§ **OBJETIVO DEL EJERCICIO**:
¿Puedes transcribir el texto sobre la nostalgia desde "Más allá de" hasta "la era zarista.", ambos incluidos, renombrando "Putin" como "el Kremlin"?

§ **EXTRACTO DEL DOCUMENTO**:
——
Anhelar un regreso a tiempos idos no es inocuo. El recurso sentimentalista e históricamente sesgado a un pasado idealizado es la materia prima de los líderes chauvinistas. La nostalgia se convierte así en una herramienta para manipular la percepción que una comunidad política tiene del presente, y sienta las bases para cambios de rumbo político radicales y a menudo peligrosos. Revivir momentos de pasada gloria puede alentar a una comunidad política a tantear límites, correr riesgos y desafiar el orden mundial prevaleciente. La nostalgia y el nacionalismo están estrechamente ligados, sobre todo en sociedades senescentes, donde una proporción mayor de la población está más inclinada a idealizar el pasado.
La teórica cultural ruso‑estadounidense Svetlana Boym identifica dos tipos de nostalgia: la reflexiva y la restauradora. La nostalgia reflexiva es en general benigna. Somete el pasado a un examen crítico, y reconoce que aunque se han perdido algunas cosas buenas, también es mucho lo que se ganó por el camino. En cambio, la nostalgia restauradora (forma dominante en la actualidad) busca reconstruir lo que se perdió.
Más allá de las diferencias obvias entre el Brexit y la invasión rusa de Ucrania, ambos hechos representan un intento de volver atrás el reloj para huir de un presente no querido. Los brexiteros quieren regresar a la era eduardiana, o al menos a los años setenta, antes de que el Reino Unido se uniera al proyecto europeo; y Putin quiere regresar a la era zarista.
——
§ **MATERIAL PROPORCIONADO**:
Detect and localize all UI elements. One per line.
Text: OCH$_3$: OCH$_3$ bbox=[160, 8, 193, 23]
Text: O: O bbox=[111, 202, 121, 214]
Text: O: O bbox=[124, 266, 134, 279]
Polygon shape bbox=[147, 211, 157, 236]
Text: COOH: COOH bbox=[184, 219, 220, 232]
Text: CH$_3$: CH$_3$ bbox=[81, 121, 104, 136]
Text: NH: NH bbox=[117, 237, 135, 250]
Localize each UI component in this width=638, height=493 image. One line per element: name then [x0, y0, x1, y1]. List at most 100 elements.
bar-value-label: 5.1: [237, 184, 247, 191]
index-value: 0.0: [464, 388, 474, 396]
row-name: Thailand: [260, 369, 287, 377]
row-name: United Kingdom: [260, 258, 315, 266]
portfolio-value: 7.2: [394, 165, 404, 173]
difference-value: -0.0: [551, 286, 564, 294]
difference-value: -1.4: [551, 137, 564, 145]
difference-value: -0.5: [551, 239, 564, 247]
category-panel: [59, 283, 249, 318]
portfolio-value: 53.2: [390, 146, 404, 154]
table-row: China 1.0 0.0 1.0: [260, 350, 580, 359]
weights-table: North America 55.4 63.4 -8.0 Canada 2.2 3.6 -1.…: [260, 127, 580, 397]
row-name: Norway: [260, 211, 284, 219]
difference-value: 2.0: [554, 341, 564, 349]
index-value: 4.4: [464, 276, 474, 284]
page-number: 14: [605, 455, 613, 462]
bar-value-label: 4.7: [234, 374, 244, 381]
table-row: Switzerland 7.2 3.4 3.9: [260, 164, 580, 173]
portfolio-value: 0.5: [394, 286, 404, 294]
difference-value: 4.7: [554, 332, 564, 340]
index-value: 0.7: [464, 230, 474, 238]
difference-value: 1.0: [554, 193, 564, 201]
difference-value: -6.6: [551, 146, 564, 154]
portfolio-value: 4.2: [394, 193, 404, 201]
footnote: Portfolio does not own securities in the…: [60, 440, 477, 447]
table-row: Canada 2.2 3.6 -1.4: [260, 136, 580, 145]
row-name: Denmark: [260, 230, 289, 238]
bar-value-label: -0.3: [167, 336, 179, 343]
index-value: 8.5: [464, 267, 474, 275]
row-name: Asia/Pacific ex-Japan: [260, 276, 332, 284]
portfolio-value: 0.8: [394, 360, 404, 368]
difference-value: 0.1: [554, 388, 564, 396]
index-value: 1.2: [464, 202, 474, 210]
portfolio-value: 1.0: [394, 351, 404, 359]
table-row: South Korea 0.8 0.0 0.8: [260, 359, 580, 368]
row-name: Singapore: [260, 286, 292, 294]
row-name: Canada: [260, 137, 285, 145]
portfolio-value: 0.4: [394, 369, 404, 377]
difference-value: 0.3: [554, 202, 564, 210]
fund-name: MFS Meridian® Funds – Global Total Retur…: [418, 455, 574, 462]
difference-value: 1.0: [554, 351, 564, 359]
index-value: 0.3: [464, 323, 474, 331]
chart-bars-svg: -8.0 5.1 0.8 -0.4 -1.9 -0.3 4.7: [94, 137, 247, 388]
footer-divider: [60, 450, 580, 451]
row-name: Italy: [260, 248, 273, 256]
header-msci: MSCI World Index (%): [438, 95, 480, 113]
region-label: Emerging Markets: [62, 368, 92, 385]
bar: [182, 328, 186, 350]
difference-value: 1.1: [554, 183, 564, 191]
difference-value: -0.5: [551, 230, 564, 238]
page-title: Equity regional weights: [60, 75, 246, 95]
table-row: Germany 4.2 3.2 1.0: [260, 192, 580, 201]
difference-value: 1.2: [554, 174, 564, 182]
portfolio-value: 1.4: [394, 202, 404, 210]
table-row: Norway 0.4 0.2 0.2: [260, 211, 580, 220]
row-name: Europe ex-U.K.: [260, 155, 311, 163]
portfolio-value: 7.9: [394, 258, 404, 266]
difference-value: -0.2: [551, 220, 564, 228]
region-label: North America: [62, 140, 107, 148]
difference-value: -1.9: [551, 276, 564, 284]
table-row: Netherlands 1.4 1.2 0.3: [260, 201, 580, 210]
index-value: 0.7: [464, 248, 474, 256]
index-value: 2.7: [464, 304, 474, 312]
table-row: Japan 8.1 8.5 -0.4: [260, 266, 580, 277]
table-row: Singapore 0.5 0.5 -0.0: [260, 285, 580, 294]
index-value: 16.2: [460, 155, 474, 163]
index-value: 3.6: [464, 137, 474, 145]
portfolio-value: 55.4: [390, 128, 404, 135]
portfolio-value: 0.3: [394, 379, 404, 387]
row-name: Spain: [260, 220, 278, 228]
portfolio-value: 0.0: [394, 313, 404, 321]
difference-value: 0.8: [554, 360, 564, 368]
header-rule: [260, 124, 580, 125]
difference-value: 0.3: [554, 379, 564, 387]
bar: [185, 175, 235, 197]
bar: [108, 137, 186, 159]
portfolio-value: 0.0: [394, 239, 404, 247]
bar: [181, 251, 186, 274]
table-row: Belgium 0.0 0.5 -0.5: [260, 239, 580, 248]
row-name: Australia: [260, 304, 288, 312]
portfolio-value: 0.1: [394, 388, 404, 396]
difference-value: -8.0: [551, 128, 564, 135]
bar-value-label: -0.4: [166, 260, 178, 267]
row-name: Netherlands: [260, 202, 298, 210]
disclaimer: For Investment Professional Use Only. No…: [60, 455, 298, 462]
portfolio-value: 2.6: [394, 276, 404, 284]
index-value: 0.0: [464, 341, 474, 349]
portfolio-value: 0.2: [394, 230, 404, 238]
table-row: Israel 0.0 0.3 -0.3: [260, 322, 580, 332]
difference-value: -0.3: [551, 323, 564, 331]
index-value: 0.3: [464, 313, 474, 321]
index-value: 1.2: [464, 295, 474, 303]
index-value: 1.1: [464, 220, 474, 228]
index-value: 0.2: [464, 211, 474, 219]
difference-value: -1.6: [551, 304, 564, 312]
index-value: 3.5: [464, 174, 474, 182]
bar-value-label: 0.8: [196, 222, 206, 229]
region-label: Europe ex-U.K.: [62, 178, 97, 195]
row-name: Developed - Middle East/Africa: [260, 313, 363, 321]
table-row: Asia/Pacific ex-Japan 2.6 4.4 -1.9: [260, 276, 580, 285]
——
§ **RESPUESTA**:
Más allá de las diferencias obvias entre el Brexit y la invasión rusa de Ucrania, ambos hechos representan un intento de volver atrás el reloj para huir de un presente no querido. Los brexiteros quieren regresar a la era eduardiana, o al menos a los años setenta, antes de que el Reino Unido se uniera al proyecto europeo; y el Kremlin quiere regresar a la era zarista.